- _Instruction_:
For the data below, work out how many lines contain the word "Peak" and supply only that number.

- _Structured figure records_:
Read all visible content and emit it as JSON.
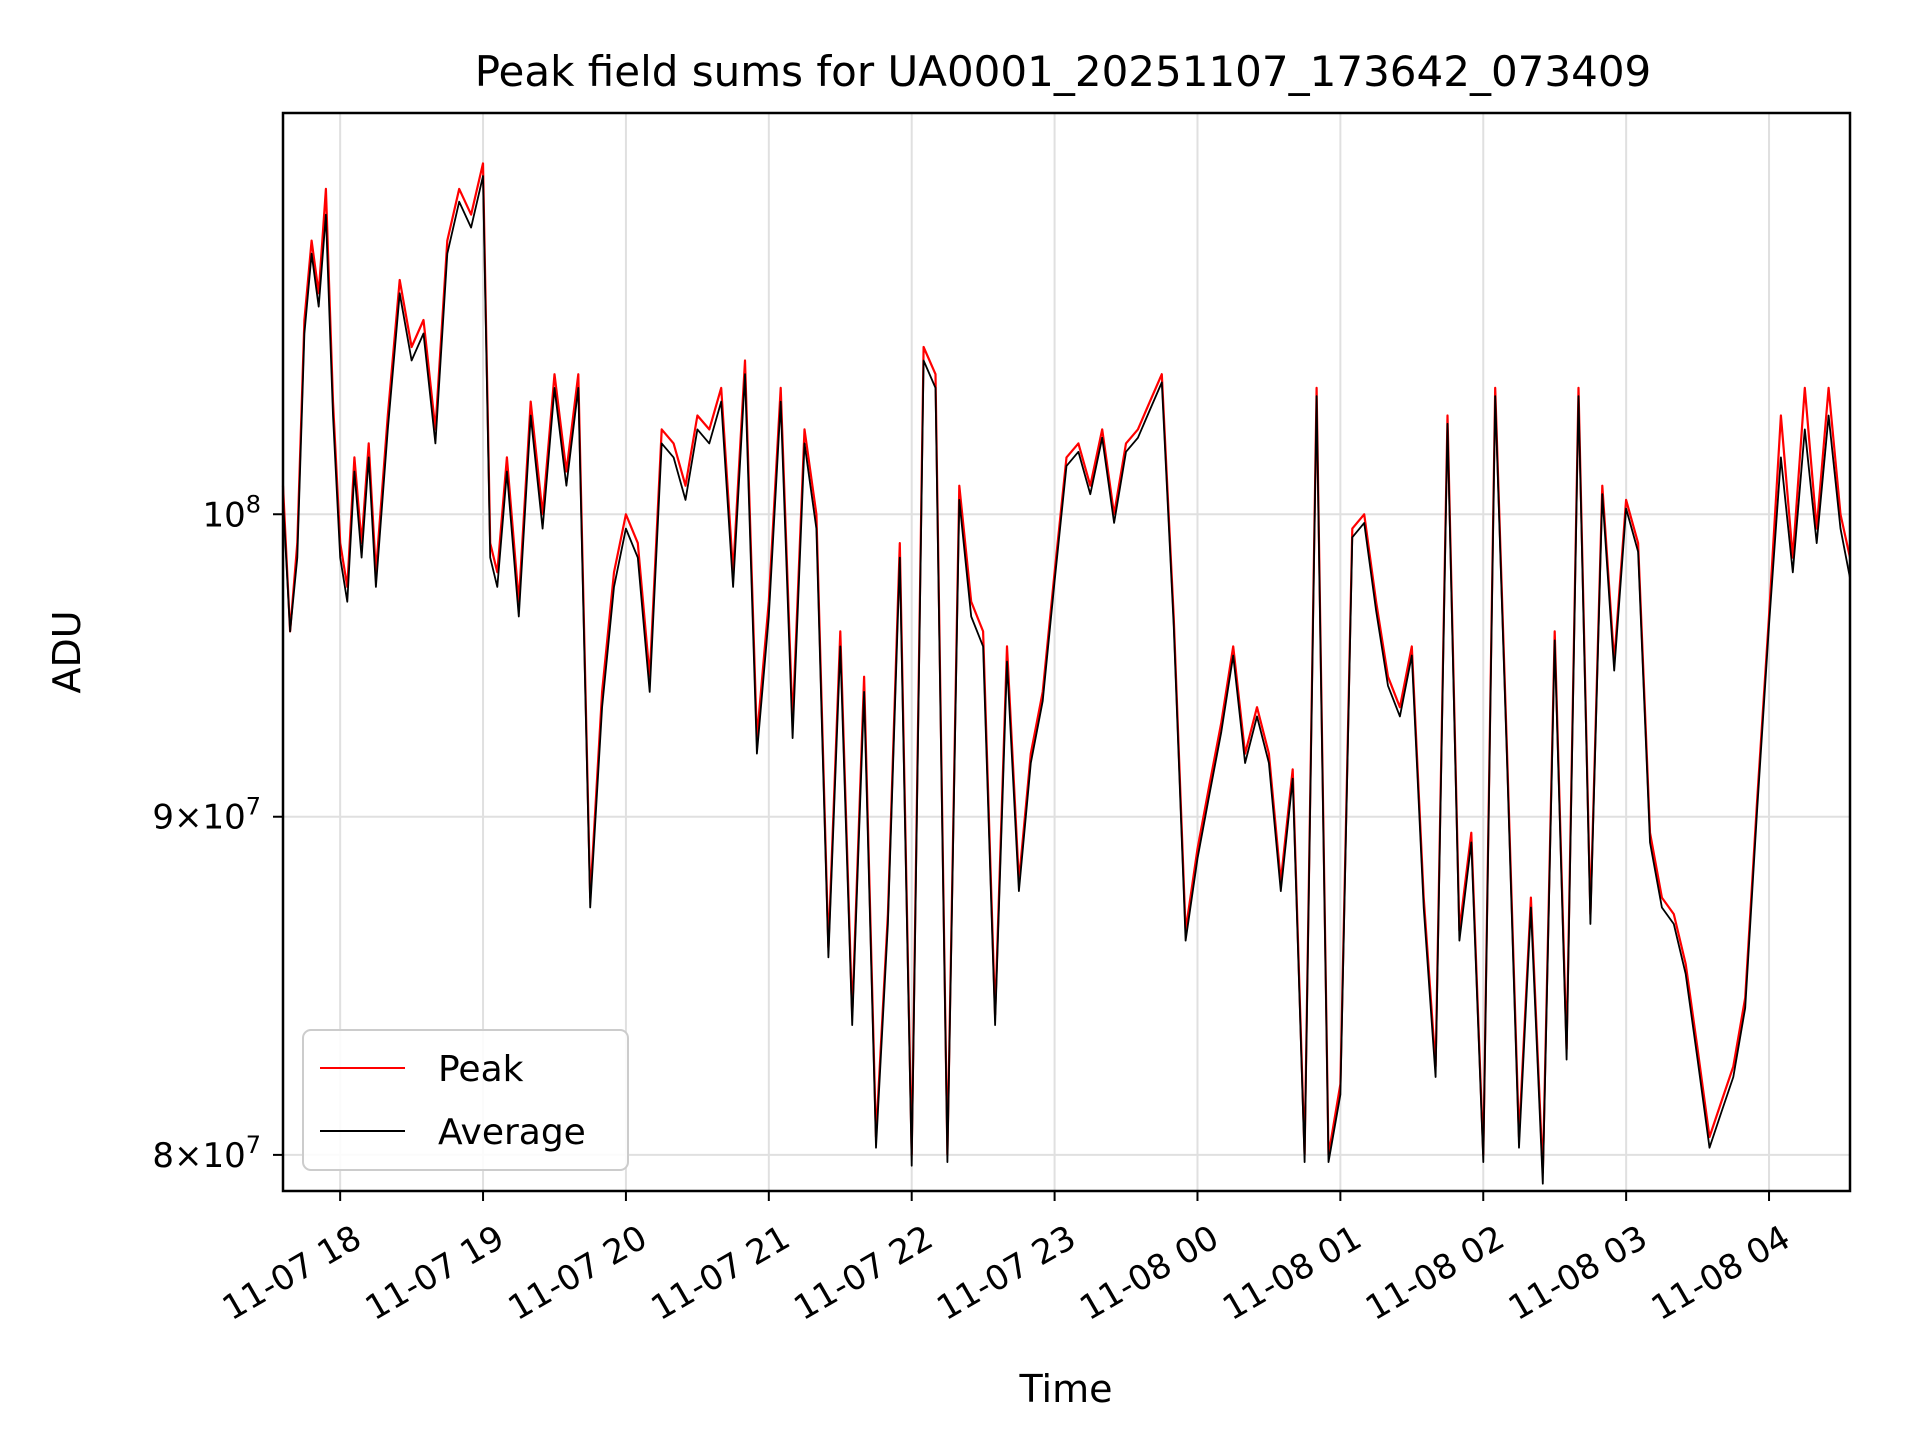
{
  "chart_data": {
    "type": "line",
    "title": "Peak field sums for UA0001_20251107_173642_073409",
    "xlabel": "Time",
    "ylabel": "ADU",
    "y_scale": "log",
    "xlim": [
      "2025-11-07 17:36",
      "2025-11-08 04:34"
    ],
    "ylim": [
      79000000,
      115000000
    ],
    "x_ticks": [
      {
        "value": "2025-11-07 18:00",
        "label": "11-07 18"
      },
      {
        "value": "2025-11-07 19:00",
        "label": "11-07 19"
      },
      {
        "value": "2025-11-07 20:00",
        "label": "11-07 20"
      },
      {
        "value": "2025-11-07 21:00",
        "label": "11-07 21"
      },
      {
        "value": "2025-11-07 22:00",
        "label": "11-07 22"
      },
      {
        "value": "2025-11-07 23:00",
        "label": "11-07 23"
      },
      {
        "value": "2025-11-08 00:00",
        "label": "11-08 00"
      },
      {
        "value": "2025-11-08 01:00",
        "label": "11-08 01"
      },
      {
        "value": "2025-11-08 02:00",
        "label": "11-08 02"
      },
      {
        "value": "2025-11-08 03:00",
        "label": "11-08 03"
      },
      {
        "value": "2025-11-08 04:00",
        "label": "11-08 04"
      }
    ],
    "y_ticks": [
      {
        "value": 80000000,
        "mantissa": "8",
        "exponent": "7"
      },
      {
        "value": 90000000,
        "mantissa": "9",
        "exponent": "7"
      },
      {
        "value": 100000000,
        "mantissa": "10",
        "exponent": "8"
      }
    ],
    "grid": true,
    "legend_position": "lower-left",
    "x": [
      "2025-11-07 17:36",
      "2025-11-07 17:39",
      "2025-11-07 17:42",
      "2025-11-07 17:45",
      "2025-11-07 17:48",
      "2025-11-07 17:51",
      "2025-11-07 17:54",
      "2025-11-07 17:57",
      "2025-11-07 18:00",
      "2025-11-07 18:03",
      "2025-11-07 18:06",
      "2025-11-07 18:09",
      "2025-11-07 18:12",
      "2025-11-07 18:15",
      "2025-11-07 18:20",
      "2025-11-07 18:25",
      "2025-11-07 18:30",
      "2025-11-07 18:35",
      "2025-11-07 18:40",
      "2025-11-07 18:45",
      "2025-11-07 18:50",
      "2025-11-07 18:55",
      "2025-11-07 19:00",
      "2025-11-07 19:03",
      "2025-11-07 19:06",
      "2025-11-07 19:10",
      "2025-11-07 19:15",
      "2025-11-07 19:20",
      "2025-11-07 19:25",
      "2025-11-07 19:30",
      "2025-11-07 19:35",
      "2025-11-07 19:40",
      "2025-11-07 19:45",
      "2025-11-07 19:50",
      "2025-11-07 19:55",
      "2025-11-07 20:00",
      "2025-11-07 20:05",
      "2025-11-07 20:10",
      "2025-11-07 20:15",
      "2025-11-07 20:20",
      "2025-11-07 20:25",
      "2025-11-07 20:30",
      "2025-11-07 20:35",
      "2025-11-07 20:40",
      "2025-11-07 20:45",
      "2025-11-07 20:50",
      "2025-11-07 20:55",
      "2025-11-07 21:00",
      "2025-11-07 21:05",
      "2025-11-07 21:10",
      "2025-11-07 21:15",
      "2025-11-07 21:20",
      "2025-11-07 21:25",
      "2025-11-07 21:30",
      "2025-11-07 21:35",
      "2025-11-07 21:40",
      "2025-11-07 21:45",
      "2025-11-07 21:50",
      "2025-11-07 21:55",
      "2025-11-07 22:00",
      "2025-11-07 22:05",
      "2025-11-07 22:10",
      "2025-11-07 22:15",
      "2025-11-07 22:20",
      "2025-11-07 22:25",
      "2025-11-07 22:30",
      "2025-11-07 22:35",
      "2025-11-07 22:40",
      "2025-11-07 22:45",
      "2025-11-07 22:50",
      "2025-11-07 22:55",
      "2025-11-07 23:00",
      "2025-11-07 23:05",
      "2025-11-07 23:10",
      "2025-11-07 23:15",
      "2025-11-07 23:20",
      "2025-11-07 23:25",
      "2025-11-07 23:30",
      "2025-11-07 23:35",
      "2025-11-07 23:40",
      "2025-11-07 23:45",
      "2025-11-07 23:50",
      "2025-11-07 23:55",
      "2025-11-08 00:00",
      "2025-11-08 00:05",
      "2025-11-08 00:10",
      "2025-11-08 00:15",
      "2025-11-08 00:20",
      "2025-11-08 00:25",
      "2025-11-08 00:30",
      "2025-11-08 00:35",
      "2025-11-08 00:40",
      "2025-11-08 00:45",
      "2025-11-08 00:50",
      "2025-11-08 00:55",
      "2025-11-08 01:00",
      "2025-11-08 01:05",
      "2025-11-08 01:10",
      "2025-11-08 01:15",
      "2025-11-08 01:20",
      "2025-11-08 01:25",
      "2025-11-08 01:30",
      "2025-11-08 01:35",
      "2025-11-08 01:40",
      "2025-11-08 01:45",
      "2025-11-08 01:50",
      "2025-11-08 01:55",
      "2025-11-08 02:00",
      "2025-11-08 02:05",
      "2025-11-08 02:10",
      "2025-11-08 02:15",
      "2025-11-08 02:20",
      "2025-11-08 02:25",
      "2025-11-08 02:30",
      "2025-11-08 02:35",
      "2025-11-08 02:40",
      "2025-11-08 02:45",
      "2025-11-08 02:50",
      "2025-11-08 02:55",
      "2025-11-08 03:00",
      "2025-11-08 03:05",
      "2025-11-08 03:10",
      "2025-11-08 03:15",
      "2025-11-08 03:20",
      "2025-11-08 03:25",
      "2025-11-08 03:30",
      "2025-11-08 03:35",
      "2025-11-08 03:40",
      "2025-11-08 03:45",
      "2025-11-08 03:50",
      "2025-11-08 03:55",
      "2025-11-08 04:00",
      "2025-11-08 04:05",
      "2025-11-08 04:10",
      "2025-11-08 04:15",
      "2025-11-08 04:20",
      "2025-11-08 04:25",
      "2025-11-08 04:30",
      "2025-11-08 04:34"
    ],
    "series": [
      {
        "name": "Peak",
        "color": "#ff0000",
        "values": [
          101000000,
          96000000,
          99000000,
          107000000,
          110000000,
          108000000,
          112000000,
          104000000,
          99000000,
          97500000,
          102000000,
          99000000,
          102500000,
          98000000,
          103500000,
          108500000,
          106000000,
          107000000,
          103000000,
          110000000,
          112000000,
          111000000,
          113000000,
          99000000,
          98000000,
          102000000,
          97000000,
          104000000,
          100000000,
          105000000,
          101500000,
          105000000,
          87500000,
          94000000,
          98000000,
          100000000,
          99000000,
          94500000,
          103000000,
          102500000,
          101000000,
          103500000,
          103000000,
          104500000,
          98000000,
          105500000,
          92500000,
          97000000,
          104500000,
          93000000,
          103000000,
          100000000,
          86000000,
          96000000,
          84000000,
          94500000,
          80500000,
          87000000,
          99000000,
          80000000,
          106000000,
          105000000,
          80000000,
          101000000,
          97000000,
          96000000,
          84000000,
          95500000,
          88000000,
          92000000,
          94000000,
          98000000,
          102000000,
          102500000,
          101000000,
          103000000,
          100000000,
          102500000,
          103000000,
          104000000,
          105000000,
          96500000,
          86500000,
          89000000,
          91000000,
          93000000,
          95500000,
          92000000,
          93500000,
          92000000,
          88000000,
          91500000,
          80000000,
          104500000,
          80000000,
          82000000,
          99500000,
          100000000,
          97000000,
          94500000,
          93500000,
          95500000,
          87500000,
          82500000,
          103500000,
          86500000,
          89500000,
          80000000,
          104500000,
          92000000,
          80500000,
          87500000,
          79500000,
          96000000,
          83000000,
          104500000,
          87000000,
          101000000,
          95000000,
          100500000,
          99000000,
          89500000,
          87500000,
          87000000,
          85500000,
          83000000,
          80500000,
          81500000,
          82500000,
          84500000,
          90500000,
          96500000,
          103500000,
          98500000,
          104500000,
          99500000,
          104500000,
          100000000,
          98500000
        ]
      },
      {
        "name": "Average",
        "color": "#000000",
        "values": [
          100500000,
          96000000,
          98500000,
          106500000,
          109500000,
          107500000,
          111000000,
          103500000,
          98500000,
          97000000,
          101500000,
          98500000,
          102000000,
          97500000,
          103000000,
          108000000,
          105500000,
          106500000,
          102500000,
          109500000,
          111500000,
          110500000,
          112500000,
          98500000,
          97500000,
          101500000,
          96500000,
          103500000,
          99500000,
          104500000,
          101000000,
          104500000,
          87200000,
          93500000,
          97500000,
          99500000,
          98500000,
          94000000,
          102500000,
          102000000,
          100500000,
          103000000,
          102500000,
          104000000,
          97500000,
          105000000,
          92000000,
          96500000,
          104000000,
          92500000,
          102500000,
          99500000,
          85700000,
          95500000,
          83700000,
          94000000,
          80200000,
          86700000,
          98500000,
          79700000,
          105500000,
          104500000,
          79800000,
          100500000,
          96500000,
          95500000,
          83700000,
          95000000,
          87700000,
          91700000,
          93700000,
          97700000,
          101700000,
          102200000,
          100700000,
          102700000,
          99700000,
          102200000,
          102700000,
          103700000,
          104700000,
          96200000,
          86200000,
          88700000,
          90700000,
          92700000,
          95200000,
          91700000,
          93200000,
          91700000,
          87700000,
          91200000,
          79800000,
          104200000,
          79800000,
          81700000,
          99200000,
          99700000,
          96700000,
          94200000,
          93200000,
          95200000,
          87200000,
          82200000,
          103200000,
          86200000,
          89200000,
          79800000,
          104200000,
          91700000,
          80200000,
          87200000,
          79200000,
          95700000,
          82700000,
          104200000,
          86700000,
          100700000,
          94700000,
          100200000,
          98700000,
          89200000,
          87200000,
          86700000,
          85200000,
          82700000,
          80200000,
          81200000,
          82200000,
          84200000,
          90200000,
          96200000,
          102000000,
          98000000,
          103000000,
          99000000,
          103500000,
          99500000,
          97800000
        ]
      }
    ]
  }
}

- _Response to this task_:
2